• Exercise data:

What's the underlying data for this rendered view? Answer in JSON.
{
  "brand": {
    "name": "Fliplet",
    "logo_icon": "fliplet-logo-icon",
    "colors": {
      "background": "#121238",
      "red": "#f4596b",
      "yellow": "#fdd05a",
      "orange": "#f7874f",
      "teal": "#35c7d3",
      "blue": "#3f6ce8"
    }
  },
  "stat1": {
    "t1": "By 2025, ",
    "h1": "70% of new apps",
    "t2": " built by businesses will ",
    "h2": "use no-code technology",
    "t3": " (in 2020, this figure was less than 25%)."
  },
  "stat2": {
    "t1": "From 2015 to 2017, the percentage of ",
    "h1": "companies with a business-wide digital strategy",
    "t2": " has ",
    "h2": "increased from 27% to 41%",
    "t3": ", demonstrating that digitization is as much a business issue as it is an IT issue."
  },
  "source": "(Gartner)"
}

• Instructions for the task:
Filter lines by "this" and return each hit.

• Answer to the exercise:
What's the underlying data for this rendered view? Answer in JSON.
    "t3": " (in 2020, this figure was less than 25%)."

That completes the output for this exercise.